本文:
東南アジア原産のコーヒー科の植物である「クラトム(Kratom)(日本での省令名:ミトラガイナ・スペシオーサ)」について、解禁派・規制派で論争が起こっていました。
処方箋オピオイドに代わる安全な天然の鎮痛剤としての痛み止めや薬物中毒の治療なのか、中毒性のあるドラッグなのかです。
国連機関である世界保健機関(WHO)が、科学的検証の結果、クラトムの批判的なレビューを推奨しないと発表しました。これによって現時点では、国際的な禁止勧告は事実上終了します。
12月1日にWHOの依存性薬物専門家委員会(ECDD:Executive Committee on Drug Dependency)が発表した書面はこちら(英文)
今年7月WHOは、10月のECDD第44回目の会合でクラトムを批判的に検討すると発表していました。
その後、米国食品医薬品局(FDA)は、米国民からクラトムについてのパブリックコメントを募集。そこには、7万件を超えるパブリックコメントが提出され、そのほとんどはクラトム禁止勧告に反対するものでした。

提供データ:
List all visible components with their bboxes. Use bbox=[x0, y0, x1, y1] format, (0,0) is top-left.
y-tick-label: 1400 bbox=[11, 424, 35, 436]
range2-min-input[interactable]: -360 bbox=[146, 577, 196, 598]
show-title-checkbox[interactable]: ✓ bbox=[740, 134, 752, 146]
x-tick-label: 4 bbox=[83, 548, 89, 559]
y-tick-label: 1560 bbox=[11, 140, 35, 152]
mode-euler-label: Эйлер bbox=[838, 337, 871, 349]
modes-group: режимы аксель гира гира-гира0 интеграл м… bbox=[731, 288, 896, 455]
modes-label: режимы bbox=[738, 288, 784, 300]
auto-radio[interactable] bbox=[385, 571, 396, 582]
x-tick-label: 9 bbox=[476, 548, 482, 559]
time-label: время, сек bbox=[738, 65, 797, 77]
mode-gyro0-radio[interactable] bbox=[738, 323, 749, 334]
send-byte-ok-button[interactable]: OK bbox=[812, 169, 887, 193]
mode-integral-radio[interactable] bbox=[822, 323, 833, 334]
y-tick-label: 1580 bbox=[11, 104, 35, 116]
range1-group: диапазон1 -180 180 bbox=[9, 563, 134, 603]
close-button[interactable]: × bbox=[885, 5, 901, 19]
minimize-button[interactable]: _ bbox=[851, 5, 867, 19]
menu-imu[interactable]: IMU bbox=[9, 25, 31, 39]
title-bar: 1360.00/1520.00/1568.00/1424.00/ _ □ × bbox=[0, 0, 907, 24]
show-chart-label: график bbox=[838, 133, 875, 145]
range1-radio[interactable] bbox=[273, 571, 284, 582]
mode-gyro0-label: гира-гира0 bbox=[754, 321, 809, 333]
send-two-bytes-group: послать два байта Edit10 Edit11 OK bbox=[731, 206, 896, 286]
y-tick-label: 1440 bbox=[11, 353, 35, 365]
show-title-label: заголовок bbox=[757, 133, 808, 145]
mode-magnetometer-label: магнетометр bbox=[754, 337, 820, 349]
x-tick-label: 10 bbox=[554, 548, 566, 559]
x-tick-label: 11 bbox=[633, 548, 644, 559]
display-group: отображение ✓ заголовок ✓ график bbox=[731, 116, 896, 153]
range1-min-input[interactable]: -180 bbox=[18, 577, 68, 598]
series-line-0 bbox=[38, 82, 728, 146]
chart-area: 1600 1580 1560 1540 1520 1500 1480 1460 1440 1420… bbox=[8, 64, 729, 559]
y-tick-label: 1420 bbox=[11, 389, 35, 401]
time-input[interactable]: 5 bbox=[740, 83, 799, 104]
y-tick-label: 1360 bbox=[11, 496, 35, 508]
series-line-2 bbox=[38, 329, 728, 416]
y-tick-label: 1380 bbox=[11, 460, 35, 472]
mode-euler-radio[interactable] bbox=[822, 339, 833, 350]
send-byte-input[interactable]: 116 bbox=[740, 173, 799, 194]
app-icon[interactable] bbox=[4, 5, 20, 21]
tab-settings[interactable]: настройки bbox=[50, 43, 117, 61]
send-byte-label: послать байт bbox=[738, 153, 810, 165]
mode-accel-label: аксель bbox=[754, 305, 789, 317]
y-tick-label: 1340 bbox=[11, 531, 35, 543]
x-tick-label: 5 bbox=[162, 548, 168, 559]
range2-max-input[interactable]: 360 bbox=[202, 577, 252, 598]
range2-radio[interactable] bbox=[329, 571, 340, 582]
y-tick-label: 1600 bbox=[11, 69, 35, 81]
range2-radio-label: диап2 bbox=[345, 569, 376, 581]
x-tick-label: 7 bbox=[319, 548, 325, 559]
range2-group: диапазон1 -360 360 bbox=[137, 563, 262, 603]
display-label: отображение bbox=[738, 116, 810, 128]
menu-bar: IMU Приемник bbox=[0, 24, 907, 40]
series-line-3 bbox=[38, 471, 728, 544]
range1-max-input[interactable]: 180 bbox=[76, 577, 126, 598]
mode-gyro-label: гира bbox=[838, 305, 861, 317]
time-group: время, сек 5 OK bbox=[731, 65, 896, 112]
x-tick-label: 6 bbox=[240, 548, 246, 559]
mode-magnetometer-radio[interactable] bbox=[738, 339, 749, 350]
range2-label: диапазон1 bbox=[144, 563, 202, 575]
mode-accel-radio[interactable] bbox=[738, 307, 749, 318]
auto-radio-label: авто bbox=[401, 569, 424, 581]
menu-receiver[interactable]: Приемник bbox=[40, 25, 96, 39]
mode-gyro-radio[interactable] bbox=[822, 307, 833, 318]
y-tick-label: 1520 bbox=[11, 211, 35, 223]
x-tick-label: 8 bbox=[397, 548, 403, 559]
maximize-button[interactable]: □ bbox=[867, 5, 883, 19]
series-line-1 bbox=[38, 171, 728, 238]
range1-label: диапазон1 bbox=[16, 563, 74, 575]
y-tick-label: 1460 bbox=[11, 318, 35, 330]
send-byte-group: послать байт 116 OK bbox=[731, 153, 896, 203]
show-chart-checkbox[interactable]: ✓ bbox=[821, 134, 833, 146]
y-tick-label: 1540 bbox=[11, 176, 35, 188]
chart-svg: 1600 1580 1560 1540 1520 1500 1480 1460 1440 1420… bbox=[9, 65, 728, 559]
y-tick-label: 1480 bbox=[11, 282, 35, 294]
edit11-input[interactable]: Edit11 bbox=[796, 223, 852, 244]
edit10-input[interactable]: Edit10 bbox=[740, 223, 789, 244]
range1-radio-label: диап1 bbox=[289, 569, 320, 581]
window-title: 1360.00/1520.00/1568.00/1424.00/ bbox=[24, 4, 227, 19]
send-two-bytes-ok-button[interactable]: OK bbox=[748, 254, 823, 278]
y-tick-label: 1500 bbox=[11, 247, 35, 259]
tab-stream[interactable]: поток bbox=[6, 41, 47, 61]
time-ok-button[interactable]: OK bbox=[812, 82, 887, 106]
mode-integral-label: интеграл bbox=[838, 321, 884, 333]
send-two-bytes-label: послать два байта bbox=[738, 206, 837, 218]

設問:
クラトムに関する本文を、「12月1日にWHOの依存性薬物専門家委員会(ECDD:Executive Committee on」を含む語句から書き写し、「止勧告に反対するものでした。」まで写したところで終えること。

解答:
12月1日にWHOの依存性薬物専門家委員会(ECDD:Executive Committee on Drug Dependency)が発表した書面はこちら(英文)
今年7月WHOは、10月のECDD第44回目の会合でクラトムを批判的に検討すると発表していました。
その後、米国食品医薬品局(FDA)は、米国民からクラトムについてのパブリックコメントを募集。そこには、7万件を超えるパブリックコメントが提出され、そのほとんどはクラトム禁止勧告に反対するものでした。